- YOUR GOAL
Could you output each line of the data that follows exactly?

(Collected data entries)
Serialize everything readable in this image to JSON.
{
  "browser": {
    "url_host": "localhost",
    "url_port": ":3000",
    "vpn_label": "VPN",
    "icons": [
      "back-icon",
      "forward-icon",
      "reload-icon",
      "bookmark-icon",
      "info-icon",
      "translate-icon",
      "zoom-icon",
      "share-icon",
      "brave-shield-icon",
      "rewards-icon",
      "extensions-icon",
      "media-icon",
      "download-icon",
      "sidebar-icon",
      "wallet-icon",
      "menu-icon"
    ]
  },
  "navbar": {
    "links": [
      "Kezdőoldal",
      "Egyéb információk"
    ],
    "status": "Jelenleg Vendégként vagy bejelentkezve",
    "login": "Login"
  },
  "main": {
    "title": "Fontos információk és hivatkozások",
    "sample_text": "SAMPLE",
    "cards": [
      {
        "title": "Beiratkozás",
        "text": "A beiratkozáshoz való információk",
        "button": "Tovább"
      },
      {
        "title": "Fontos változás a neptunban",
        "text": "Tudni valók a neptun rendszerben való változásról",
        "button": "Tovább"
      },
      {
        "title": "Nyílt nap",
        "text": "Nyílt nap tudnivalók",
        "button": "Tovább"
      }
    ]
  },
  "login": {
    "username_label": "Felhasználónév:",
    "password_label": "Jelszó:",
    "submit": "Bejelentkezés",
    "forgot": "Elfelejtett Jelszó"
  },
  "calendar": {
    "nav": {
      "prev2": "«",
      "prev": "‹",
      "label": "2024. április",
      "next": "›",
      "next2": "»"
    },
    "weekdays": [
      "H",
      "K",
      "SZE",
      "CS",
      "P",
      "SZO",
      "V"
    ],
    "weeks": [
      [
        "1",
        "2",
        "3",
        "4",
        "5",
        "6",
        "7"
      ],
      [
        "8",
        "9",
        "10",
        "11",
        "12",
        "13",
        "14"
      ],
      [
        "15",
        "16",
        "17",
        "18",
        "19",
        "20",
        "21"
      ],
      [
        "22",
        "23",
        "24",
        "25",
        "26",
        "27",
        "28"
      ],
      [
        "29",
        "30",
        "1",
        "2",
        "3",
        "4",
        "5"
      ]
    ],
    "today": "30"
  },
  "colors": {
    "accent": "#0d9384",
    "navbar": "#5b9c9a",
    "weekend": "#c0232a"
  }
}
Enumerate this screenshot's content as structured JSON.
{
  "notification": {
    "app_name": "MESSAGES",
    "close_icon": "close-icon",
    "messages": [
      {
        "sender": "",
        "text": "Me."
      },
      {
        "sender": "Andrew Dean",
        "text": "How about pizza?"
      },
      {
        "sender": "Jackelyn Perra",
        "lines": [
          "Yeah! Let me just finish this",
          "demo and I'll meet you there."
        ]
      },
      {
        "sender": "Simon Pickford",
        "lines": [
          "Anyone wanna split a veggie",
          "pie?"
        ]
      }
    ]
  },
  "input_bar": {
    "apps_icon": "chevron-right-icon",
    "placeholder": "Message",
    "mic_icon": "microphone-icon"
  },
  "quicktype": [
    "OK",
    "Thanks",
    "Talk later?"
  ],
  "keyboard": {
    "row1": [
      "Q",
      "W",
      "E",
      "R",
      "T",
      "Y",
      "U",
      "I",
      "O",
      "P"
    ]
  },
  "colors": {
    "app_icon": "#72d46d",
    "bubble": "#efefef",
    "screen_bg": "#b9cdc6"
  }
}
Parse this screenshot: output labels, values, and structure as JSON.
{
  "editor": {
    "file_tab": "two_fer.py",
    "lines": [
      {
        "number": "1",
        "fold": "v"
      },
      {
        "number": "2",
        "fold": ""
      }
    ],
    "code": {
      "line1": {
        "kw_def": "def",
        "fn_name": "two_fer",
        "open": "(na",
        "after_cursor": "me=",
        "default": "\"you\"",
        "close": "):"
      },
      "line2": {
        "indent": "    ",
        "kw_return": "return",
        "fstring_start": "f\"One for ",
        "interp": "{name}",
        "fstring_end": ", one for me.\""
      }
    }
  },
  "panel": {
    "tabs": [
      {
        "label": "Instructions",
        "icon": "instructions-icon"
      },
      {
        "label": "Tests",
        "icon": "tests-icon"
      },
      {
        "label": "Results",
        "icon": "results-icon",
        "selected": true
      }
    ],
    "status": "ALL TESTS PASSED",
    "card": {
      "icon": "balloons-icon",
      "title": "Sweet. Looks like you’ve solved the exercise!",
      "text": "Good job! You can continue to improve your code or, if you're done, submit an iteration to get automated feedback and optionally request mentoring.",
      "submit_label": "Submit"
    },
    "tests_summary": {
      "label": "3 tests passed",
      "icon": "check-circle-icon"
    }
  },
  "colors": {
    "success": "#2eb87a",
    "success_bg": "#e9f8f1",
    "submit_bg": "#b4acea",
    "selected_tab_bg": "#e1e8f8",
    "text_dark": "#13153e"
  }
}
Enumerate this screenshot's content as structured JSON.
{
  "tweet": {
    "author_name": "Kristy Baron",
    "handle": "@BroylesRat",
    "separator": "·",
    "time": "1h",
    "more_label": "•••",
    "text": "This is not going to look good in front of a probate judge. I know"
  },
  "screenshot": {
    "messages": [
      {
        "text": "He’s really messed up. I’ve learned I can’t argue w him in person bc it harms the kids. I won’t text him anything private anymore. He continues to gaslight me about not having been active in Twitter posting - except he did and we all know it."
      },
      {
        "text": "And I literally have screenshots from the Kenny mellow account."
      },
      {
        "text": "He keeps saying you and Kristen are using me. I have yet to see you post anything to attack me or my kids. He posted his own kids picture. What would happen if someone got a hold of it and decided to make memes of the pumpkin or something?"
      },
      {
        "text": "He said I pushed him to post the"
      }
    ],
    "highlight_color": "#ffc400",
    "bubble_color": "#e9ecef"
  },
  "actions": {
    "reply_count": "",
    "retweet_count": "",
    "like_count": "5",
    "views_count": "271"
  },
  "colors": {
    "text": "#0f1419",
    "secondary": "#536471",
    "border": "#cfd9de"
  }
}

- RESULT
Serialize everything readable in this image to JSON.
{
  "browser": {
    "url_host": "localhost",
    "url_port": ":3000",
    "vpn_label": "VPN",
    "icons": [
      "back-icon",
      "forward-icon",
      "reload-icon",
      "bookmark-icon",
      "info-icon",
      "translate-icon",
      "zoom-icon",
      "share-icon",
      "brave-shield-icon",
      "rewards-icon",
      "extensions-icon",
      "media-icon",
      "download-icon",
      "sidebar-icon",
      "wallet-icon",
      "menu-icon"
    ]
  },
  "navbar": {
    "links": [
      "Kezdőoldal",
      "Egyéb információk"
    ],
    "status": "Jelenleg Vendégként vagy bejelentkezve",
    "login": "Login"
  },
  "main": {
    "title": "Fontos információk és hivatkozások",
    "sample_text": "SAMPLE",
    "cards": [
      {
        "title": "Beiratkozás",
        "text": "A beiratkozáshoz való információk",
        "button": "Tovább"
      },
      {
        "title": "Fontos változás a neptunban",
        "text": "Tudni valók a neptun rendszerben való változásról",
        "button": "Tovább"
      },
      {
        "title": "Nyílt nap",
        "text": "Nyílt nap tudnivalók",
        "button": "Tovább"
      }
    ]
  },
  "login": {
    "username_label": "Felhasználónév:",
    "password_label": "Jelszó:",
    "submit": "Bejelentkezés",
    "forgot": "Elfelejtett Jelszó"
  },
  "calendar": {
    "nav": {
      "prev2": "«",
      "prev": "‹",
      "label": "2024. április",
      "next": "›",
      "next2": "»"
    },
    "weekdays": [
      "H",
      "K",
      "SZE",
      "CS",
      "P",
      "SZO",
      "V"
    ],
    "weeks": [
      [
        "1",
        "2",
        "3",
        "4",
        "5",
        "6",
        "7"
      ],
      [
        "8",
        "9",
        "10",
        "11",
        "12",
        "13",
        "14"
      ],
      [
        "15",
        "16",
        "17",
        "18",
        "19",
        "20",
        "21"
      ],
      [
        "22",
        "23",
        "24",
        "25",
        "26",
        "27",
        "28"
      ],
      [
        "29",
        "30",
        "1",
        "2",
        "3",
        "4",
        "5"
      ]
    ],
    "today": "30"
  },
  "colors": {
    "accent": "#0d9384",
    "navbar": "#5b9c9a",
    "weekend": "#c0232a"
  }
}
Enumerate this screenshot's content as structured JSON.
{
  "notification": {
    "app_name": "MESSAGES",
    "close_icon": "close-icon",
    "messages": [
      {
        "sender": "",
        "text": "Me."
      },
      {
        "sender": "Andrew Dean",
        "text": "How about pizza?"
      },
      {
        "sender": "Jackelyn Perra",
        "lines": [
          "Yeah! Let me just finish this",
          "demo and I'll meet you there."
        ]
      },
      {
        "sender": "Simon Pickford",
        "lines": [
          "Anyone wanna split a veggie",
          "pie?"
        ]
      }
    ]
  },
  "input_bar": {
    "apps_icon": "chevron-right-icon",
    "placeholder": "Message",
    "mic_icon": "microphone-icon"
  },
  "quicktype": [
    "OK",
    "Thanks",
    "Talk later?"
  ],
  "keyboard": {
    "row1": [
      "Q",
      "W",
      "E",
      "R",
      "T",
      "Y",
      "U",
      "I",
      "O",
      "P"
    ]
  },
  "colors": {
    "app_icon": "#72d46d",
    "bubble": "#efefef",
    "screen_bg": "#b9cdc6"
  }
}
Parse this screenshot: output labels, values, and structure as JSON.
{
  "editor": {
    "file_tab": "two_fer.py",
    "lines": [
      {
        "number": "1",
        "fold": "v"
      },
      {
        "number": "2",
        "fold": ""
      }
    ],
    "code": {
      "line1": {
        "kw_def": "def",
        "fn_name": "two_fer",
        "open": "(na",
        "after_cursor": "me=",
        "default": "\"you\"",
        "close": "):"
      },
      "line2": {
        "indent": "    ",
        "kw_return": "return",
        "fstring_start": "f\"One for ",
        "interp": "{name}",
        "fstring_end": ", one for me.\""
      }
    }
  },
  "panel": {
    "tabs": [
      {
        "label": "Instructions",
        "icon": "instructions-icon"
      },
      {
        "label": "Tests",
        "icon": "tests-icon"
      },
      {
        "label": "Results",
        "icon": "results-icon",
        "selected": true
      }
    ],
    "status": "ALL TESTS PASSED",
    "card": {
      "icon": "balloons-icon",
      "title": "Sweet. Looks like you’ve solved the exercise!",
      "text": "Good job! You can continue to improve your code or, if you're done, submit an iteration to get automated feedback and optionally request mentoring.",
      "submit_label": "Submit"
    },
    "tests_summary": {
      "label": "3 tests passed",
      "icon": "check-circle-icon"
    }
  },
  "colors": {
    "success": "#2eb87a",
    "success_bg": "#e9f8f1",
    "submit_bg": "#b4acea",
    "selected_tab_bg": "#e1e8f8",
    "text_dark": "#13153e"
  }
}
Enumerate this screenshot's content as structured JSON.
{
  "tweet": {
    "author_name": "Kristy Baron",
    "handle": "@BroylesRat",
    "separator": "·",
    "time": "1h",
    "more_label": "•••",
    "text": "This is not going to look good in front of a probate judge. I know"
  },
  "screenshot": {
    "messages": [
      {
        "text": "He’s really messed up. I’ve learned I can’t argue w him in person bc it harms the kids. I won’t text him anything private anymore. He continues to gaslight me about not having been active in Twitter posting - except he did and we all know it."
      },
      {
        "text": "And I literally have screenshots from the Kenny mellow account."
      },
      {
        "text": "He keeps saying you and Kristen are using me. I have yet to see you post anything to attack me or my kids. He posted his own kids picture. What would happen if someone got a hold of it and decided to make memes of the pumpkin or something?"
      },
      {
        "text": "He said I pushed him to post the"
      }
    ],
    "highlight_color": "#ffc400",
    "bubble_color": "#e9ecef"
  },
  "actions": {
    "reply_count": "",
    "retweet_count": "",
    "like_count": "5",
    "views_count": "271"
  },
  "colors": {
    "text": "#0f1419",
    "secondary": "#536471",
    "border": "#cfd9de"
  }
}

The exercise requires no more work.